[Entries from a dataset]
****************************************
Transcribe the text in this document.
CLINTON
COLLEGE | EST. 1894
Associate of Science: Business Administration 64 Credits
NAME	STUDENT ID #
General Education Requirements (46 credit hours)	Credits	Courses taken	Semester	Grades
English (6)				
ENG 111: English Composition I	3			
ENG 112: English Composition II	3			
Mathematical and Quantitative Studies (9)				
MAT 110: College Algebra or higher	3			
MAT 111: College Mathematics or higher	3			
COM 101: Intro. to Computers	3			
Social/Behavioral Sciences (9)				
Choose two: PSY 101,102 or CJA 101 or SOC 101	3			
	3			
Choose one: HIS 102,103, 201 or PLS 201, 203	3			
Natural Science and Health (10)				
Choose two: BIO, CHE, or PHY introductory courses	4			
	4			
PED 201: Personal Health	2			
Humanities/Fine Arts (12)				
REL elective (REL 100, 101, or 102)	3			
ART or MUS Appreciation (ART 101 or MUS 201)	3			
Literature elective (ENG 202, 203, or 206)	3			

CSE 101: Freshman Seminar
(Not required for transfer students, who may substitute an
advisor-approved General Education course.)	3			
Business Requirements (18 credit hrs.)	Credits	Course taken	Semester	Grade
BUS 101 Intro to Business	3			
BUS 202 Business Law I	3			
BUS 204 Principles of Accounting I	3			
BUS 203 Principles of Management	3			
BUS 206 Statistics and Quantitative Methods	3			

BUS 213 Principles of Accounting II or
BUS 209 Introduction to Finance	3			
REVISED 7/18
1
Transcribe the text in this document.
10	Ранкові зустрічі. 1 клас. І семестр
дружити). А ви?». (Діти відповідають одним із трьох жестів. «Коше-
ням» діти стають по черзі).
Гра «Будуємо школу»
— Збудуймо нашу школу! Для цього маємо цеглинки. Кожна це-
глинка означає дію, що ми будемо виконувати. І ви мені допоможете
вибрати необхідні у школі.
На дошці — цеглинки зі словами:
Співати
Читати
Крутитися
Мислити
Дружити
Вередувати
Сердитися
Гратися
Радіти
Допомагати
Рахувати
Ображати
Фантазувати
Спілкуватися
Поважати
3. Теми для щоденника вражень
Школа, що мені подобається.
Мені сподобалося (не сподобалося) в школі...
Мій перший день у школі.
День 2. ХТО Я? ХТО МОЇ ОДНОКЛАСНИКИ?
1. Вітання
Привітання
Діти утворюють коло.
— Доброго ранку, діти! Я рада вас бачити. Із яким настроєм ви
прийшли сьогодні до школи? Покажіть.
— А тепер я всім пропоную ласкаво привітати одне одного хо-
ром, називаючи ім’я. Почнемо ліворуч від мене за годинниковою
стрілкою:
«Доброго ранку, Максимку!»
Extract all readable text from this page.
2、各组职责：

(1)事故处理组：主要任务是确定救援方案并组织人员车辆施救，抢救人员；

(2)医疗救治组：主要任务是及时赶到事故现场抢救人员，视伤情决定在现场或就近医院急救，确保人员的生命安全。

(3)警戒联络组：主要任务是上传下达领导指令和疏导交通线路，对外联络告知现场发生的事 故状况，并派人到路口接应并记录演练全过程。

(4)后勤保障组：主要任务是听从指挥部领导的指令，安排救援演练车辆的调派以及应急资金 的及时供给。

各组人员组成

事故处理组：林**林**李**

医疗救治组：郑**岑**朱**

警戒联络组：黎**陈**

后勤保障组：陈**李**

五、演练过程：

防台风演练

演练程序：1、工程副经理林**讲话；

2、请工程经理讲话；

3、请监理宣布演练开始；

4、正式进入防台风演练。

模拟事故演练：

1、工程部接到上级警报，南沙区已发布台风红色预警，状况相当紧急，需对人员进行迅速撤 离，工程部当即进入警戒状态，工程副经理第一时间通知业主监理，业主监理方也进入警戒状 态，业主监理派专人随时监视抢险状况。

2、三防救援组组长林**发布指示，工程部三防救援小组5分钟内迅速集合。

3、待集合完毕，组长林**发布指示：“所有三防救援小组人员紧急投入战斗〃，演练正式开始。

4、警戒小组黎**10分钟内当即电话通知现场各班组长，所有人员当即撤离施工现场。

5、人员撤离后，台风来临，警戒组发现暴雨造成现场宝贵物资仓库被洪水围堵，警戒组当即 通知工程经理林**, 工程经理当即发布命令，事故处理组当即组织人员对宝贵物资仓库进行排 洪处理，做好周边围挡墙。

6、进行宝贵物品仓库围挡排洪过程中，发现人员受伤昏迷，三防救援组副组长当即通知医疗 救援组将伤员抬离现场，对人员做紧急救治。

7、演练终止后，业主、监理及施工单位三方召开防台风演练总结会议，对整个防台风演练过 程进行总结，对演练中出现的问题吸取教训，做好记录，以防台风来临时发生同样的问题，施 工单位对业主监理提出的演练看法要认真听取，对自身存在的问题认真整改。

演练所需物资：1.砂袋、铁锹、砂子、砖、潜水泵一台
****************************************
_Problem_: Using the listing, copy every line where the word "Доброго" shows up.

_Worked solution_:
— Доброго ранку, діти! Я рада вас бачити. Із яким настроєм ви
«Доброго ранку, Максимку!»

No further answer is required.